(Saved entries)
━━━━━━
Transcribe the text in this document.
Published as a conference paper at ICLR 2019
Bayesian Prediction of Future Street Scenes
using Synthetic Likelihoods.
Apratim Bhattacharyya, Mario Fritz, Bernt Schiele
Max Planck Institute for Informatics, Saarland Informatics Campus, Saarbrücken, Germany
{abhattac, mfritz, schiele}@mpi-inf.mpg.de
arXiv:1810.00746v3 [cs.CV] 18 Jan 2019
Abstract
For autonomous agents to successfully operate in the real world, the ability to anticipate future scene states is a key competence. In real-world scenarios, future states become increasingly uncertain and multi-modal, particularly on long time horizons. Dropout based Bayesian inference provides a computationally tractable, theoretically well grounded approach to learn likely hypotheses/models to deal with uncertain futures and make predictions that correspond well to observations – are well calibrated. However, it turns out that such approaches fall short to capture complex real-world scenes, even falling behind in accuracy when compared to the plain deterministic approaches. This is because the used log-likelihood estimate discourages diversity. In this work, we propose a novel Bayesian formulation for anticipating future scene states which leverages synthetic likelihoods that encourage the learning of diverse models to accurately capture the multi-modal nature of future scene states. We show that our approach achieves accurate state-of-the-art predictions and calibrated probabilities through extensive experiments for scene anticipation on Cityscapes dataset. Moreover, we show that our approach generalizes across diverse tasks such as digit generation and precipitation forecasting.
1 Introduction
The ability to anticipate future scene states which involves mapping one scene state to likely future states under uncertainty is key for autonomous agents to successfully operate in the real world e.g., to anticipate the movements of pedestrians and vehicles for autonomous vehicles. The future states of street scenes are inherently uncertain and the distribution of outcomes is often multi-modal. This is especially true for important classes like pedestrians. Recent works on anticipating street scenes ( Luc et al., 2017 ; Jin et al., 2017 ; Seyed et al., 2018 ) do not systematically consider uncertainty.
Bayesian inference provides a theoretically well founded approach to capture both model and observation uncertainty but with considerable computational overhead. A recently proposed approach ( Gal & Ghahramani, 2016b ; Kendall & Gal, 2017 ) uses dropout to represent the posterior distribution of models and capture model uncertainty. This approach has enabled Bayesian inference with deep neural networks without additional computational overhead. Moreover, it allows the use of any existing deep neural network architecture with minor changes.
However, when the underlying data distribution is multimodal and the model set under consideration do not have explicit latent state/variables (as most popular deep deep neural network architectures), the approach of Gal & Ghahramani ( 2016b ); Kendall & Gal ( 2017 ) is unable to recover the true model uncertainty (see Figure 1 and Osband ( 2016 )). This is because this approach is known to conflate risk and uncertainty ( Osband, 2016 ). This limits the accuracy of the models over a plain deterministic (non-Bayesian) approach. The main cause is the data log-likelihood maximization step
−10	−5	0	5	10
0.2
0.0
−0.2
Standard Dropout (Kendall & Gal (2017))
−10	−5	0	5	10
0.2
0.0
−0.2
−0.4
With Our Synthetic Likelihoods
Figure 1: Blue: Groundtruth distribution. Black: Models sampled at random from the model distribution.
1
━━━━━━
* TASK STATEMENT: Give only the number of lines in the records that include the word "Figure".

* WORKED ANSWER: 2